**What the task requires**
Please print every record below exactly as it appears.

**Records provided**
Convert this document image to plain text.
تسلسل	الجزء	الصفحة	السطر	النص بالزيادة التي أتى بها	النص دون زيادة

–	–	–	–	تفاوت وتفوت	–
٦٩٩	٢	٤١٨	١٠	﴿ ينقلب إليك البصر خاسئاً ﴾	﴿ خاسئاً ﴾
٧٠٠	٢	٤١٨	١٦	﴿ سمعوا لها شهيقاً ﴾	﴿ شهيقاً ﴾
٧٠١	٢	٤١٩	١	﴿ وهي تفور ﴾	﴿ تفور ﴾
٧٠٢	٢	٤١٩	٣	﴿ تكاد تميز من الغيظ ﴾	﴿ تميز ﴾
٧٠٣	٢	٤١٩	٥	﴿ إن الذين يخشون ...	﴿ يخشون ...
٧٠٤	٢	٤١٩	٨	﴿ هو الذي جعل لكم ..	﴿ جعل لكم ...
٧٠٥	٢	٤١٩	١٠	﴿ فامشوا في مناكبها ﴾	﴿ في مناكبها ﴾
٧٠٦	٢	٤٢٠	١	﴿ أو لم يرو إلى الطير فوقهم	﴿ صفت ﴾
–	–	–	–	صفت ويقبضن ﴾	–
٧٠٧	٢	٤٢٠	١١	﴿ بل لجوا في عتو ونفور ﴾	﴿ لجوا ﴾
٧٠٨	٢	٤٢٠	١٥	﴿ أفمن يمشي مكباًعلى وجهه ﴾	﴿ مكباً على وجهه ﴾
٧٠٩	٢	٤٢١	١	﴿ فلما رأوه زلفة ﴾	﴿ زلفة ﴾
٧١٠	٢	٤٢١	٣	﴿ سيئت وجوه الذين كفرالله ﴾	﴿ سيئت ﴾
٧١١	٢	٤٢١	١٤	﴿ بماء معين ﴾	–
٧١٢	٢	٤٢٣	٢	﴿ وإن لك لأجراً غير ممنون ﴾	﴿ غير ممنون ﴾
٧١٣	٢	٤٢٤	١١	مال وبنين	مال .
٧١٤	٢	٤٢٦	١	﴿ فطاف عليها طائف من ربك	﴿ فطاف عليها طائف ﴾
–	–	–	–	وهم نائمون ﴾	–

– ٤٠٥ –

**Finished answer**
Convert this document image to plain text.
تسلسل	الجزء	الصفحة	السطر	النص بالزيادة التي أتى بها	النص دون زيادة

–	–	–	–	تفاوت وتفوت	–
٦٩٩	٢	٤١٨	١٠	﴿ ينقلب إليك البصر خاسئاً ﴾	﴿ خاسئاً ﴾
٧٠٠	٢	٤١٨	١٦	﴿ سمعوا لها شهيقاً ﴾	﴿ شهيقاً ﴾
٧٠١	٢	٤١٩	١	﴿ وهي تفور ﴾	﴿ تفور ﴾
٧٠٢	٢	٤١٩	٣	﴿ تكاد تميز من الغيظ ﴾	﴿ تميز ﴾
٧٠٣	٢	٤١٩	٥	﴿ إن الذين يخشون ...	﴿ يخشون ...
٧٠٤	٢	٤١٩	٨	﴿ هو الذي جعل لكم ..	﴿ جعل لكم ...
٧٠٥	٢	٤١٩	١٠	﴿ فامشوا في مناكبها ﴾	﴿ في مناكبها ﴾
٧٠٦	٢	٤٢٠	١	﴿ أو لم يرو إلى الطير فوقهم	﴿ صفت ﴾
–	–	–	–	صفت ويقبضن ﴾	–
٧٠٧	٢	٤٢٠	١١	﴿ بل لجوا في عتو ونفور ﴾	﴿ لجوا ﴾
٧٠٨	٢	٤٢٠	١٥	﴿ أفمن يمشي مكباًعلى وجهه ﴾	﴿ مكباً على وجهه ﴾
٧٠٩	٢	٤٢١	١	﴿ فلما رأوه زلفة ﴾	﴿ زلفة ﴾
٧١٠	٢	٤٢١	٣	﴿ سيئت وجوه الذين كفرالله ﴾	﴿ سيئت ﴾
٧١١	٢	٤٢١	١٤	﴿ بماء معين ﴾	–
٧١٢	٢	٤٢٣	٢	﴿ وإن لك لأجراً غير ممنون ﴾	﴿ غير ممنون ﴾
٧١٣	٢	٤٢٤	١١	مال وبنين	مال .
٧١٤	٢	٤٢٦	١	﴿ فطاف عليها طائف من ربك	﴿ فطاف عليها طائف ﴾
–	–	–	–	وهم نائمون ﴾	–

– ٤٠٥ –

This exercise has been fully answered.